--- Prompt ---
Repeat each record below exactly, dropping the pictures.

Recorded data
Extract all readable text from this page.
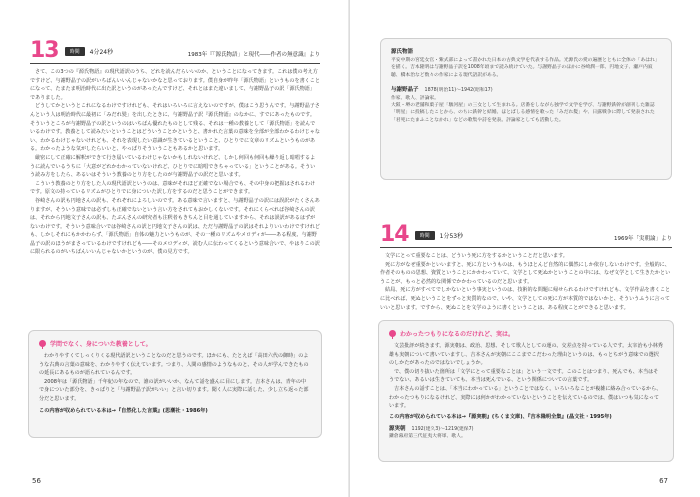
13	時間	4分24秒	1983年『「源氏物語」と現代――作者の無意識』より

さて、この3つの『源氏物語』の現代語訳のうち、どれを読んだらいいのか、ということになってきます。これは僕の考え方ですけど、与謝野晶子の訳がいちばんいいんじゃないかなと思っております。僕自身が昨年「源氏物語」というものを書くことになって、たまたま明治時代に出た訳というのがあったんですけど、それとはまた違いまして、与謝野晶子の訳「源氏物語」でありました。

どうしてかというとこれになるわけですけれども、それはいろいろに言えないのですが、僕はこう思うんです。与謝野晶子さんという人は明治時代に最初に「みだれ髪」を出したときに、与謝野晶子訳『源氏物語』のなかに、すでにあったものです。そういうところが与謝野晶子の訳というのはいちばん優れたものとして残る、それは一種の教養として「源氏物語」を読んでいるわけです。教養として読みたいということはどういうことかというと、書かれた言葉の意味を全部が全部わかるわけじゃない、わかるわけじゃないけれども、それを表現したい意識が生きているということ、ひとりでに文章のリズムというものがある。わかったような気がしたらいいと、やっぱりそういうこともあるかと思います。

厳密にして正確に解釈ができて行き届いているわけじゃないかもしれないけれど、しかし何回も何回も繰り返し暗唱するように読んでいるうちに「大意がどれかわかっていないけれど、ひとりでに暗唱できちゃっている」ということがある。そういう読み方をしたら、あるいはそういう教養のとり方をしたのが与謝野晶子の訳だと思います。

こういう教養のとり方をした人の現代語訳というのは、意味がそれほど正確でない場合でも、その中身の把握はされるわけです。原文の持っているリズムがひとりでに身についた訳し方をするのだと思うことができます。

谷崎さんの訳も円地さんの訳も、それぞれによろしいのです。ある意味で言いますと、与謝野晶子の訳には誤訳がたくさんありますが、そういう意味では必ずしも正確でないという言い方をされてもおかしくないです。それにくらべれば谷崎さんの訳は、それから円地文子さんの訳も、たぶんさんの研究者も注釈者もきちんと目を通していますから、それは誤訳があるはずがないわけです。そういう意味合いでは谷崎さんの訳と円地文子さんの訳は、ただ与謝野晶子の訳はそれよりいいわけですけれども、しかしそれにもかかわらず、「源氏物語」自体の魅力というものが、その一種のリズムやメロディが――ある程度、与謝野晶子の訳のほうがまさっているわけですけれども――そのメロディが、読む人に伝わってくるという意味合いで、やはりこの訳に限られるのがいちばんいいんじゃないかというのが、僕の見方です。

学問でなく、身についた教養として。

わかりやすくてしっくりくる現代語訳ということなのだと思うのです。ほかにも、たとえば「高田六代の御時」のような古典の言葉の意味を、わかりやすく伝えています。つまり、人間の感情のようなものと、その人が学んできたものの延長にあるものが語られているんです。

2008年は「源氏物語」千年紀の年なので、誰の訳がいいか、なんて話を盛んに目にします。吉本さんは、青年の中で身についた部分を、きっぱりと「与謝野晶子訳がいい」と言い切ります。聞く人に実際に話した、少し立ち返った部分だと思います。

この内容が収められている本は→『自然化した言葉』(思潮社・1986年)

56
源氏物語

平安中期の宮廷女官・紫式部によって書かれた日本の古典文学を代表する作品。光源氏の愛の遍歴とともに全体の「あはれ」を描く。吉本隆明は与謝野晶子訳を1008年頃まで読み続けていた。与謝野晶子のほかに谷崎潤一郎、円地文子、瀬戸内寂聴、橋本治など数々の作家による現代語訳がある。

与謝野晶子 1878(明治11)〜1942(昭和17)

作家、歌人、評論家。

大阪・堺の老舗和菓子屋「駿河屋」の三女として生まれる。店番をしながら独学で文学を学び、与謝野鉄幹が創刊した雑誌「明星」に投稿したことから、のちに鉄幹と結婚。ほとばしる感情を歌った「みだれ髪」や、日露戦争に際して発表された「君死にたまふことなかれ」などの歌集や詩を発表。評論家としても活動した。

14	時間	1分53秒	1969年「実朝論」より

文学にとって重要なことは、どういう死に方をするかということだと思います。

死に方がなぜ重要かといいますと、死に方というものは、もうほとんど自然的に偶然にしか依存しないわけです。全般的に、作者そのものの思想、資質ということにかかわっていて、文学として死ぬかということの中には、なぜ文学として生きたかということが、もっと必然的な関係でかかわっているのだと思います。

結局、死に方がすべてでしかないという事実というのは、技術的な問題に帰せられるわけですけれども、文学作品を書くことに比べれば、死ぬということをずっと実質的なので、いや、文学としての死に方が本質的ではないかと、そういうふうに言っていいと思います。ですから、死ぬことを文学のように書くということは、ある程度ことができると思います。

わかったつもりになるのだけれど、実は。

文芸批評が続きます。源実朝は、政治、思想、そして歌人としての運の、交差点を持っている人です。太宰治も小林秀雄も実朝について書いていますし、吉本さんが実朝にここまでこだわった理由というのは、もっとちがう意味での選択のしかたがあったのではないでしょうか。

で、僕の切り抜いた箇所は「文学にとって重要なことは」という一文です。このことはつまり、死んでも、本当はそうでない、あるいは生きていても、本当は死んでいる、という関係についての言葉です。

吉本さんの話すことは、「本当にわかっている」ということではなく、いろいろなことが複雑に絡み合っているから、わかったつもりになるけれど、実際には何かがわかっていないということを伝えているのでは、僕はいつも気になっています。

この内容が収められている本は→『源実朝』(ちくま文庫)、『吉本隆明全集』(晶文社・1995年)

源実朝 1192(建久3)〜1219(建保7)

鎌倉幕府第三代征夷大将軍、歌人。

67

--- Answer ---
Extract all readable text from this page.
13	時間	4分24秒	1983年『「源氏物語」と現代――作者の無意識』より

さて、この3つの『源氏物語』の現代語訳のうち、どれを読んだらいいのか、ということになってきます。これは僕の考え方ですけど、与謝野晶子の訳がいちばんいいんじゃないかなと思っております。僕自身が昨年「源氏物語」というものを書くことになって、たまたま明治時代に出た訳というのがあったんですけど、それとはまた違いまして、与謝野晶子の訳「源氏物語」でありました。

どうしてかというとこれになるわけですけれども、それはいろいろに言えないのですが、僕はこう思うんです。与謝野晶子さんという人は明治時代に最初に「みだれ髪」を出したときに、与謝野晶子訳『源氏物語』のなかに、すでにあったものです。そういうところが与謝野晶子の訳というのはいちばん優れたものとして残る、それは一種の教養として「源氏物語」を読んでいるわけです。教養として読みたいということはどういうことかというと、書かれた言葉の意味を全部が全部わかるわけじゃない、わかるわけじゃないけれども、それを表現したい意識が生きているということ、ひとりでに文章のリズムというものがある。わかったような気がしたらいいと、やっぱりそういうこともあるかと思います。

厳密にして正確に解釈ができて行き届いているわけじゃないかもしれないけれど、しかし何回も何回も繰り返し暗唱するように読んでいるうちに「大意がどれかわかっていないけれど、ひとりでに暗唱できちゃっている」ということがある。そういう読み方をしたら、あるいはそういう教養のとり方をしたのが与謝野晶子の訳だと思います。

こういう教養のとり方をした人の現代語訳というのは、意味がそれほど正確でない場合でも、その中身の把握はされるわけです。原文の持っているリズムがひとりでに身についた訳し方をするのだと思うことができます。

谷崎さんの訳も円地さんの訳も、それぞれによろしいのです。ある意味で言いますと、与謝野晶子の訳には誤訳がたくさんありますが、そういう意味では必ずしも正確でないという言い方をされてもおかしくないです。それにくらべれば谷崎さんの訳は、それから円地文子さんの訳も、たぶんさんの研究者も注釈者もきちんと目を通していますから、それは誤訳があるはずがないわけです。そういう意味合いでは谷崎さんの訳と円地文子さんの訳は、ただ与謝野晶子の訳はそれよりいいわけですけれども、しかしそれにもかかわらず、「源氏物語」自体の魅力というものが、その一種のリズムやメロディが――ある程度、与謝野晶子の訳のほうがまさっているわけですけれども――そのメロディが、読む人に伝わってくるという意味合いで、やはりこの訳に限られるのがいちばんいいんじゃないかというのが、僕の見方です。

学問でなく、身についた教養として。

わかりやすくてしっくりくる現代語訳ということなのだと思うのです。ほかにも、たとえば「高田六代の御時」のような古典の言葉の意味を、わかりやすく伝えています。つまり、人間の感情のようなものと、その人が学んできたものの延長にあるものが語られているんです。

2008年は「源氏物語」千年紀の年なので、誰の訳がいいか、なんて話を盛んに目にします。吉本さんは、青年の中で身についた部分を、きっぱりと「与謝野晶子訳がいい」と言い切ります。聞く人に実際に話した、少し立ち返った部分だと思います。

この内容が収められている本は→『自然化した言葉』(思潮社・1986年)

56
源氏物語

平安中期の宮廷女官・紫式部によって書かれた日本の古典文学を代表する作品。光源氏の愛の遍歴とともに全体の「あはれ」を描く。吉本隆明は与謝野晶子訳を1008年頃まで読み続けていた。与謝野晶子のほかに谷崎潤一郎、円地文子、瀬戸内寂聴、橋本治など数々の作家による現代語訳がある。

与謝野晶子 1878(明治11)〜1942(昭和17)

作家、歌人、評論家。

大阪・堺の老舗和菓子屋「駿河屋」の三女として生まれる。店番をしながら独学で文学を学び、与謝野鉄幹が創刊した雑誌「明星」に投稿したことから、のちに鉄幹と結婚。ほとばしる感情を歌った「みだれ髪」や、日露戦争に際して発表された「君死にたまふことなかれ」などの歌集や詩を発表。評論家としても活動した。

14	時間	1分53秒	1969年「実朝論」より

文学にとって重要なことは、どういう死に方をするかということだと思います。

死に方がなぜ重要かといいますと、死に方というものは、もうほとんど自然的に偶然にしか依存しないわけです。全般的に、作者そのものの思想、資質ということにかかわっていて、文学として死ぬかということの中には、なぜ文学として生きたかということが、もっと必然的な関係でかかわっているのだと思います。

結局、死に方がすべてでしかないという事実というのは、技術的な問題に帰せられるわけですけれども、文学作品を書くことに比べれば、死ぬということをずっと実質的なので、いや、文学としての死に方が本質的ではないかと、そういうふうに言っていいと思います。ですから、死ぬことを文学のように書くということは、ある程度ことができると思います。

わかったつもりになるのだけれど、実は。

文芸批評が続きます。源実朝は、政治、思想、そして歌人としての運の、交差点を持っている人です。太宰治も小林秀雄も実朝について書いていますし、吉本さんが実朝にここまでこだわった理由というのは、もっとちがう意味での選択のしかたがあったのではないでしょうか。

で、僕の切り抜いた箇所は「文学にとって重要なことは」という一文です。このことはつまり、死んでも、本当はそうでない、あるいは生きていても、本当は死んでいる、という関係についての言葉です。

吉本さんの話すことは、「本当にわかっている」ということではなく、いろいろなことが複雑に絡み合っているから、わかったつもりになるけれど、実際には何かがわかっていないということを伝えているのでは、僕はいつも気になっています。

この内容が収められている本は→『源実朝』(ちくま文庫)、『吉本隆明全集』(晶文社・1995年)

源実朝 1192(建久3)〜1219(建保7)

鎌倉幕府第三代征夷大将軍、歌人。

67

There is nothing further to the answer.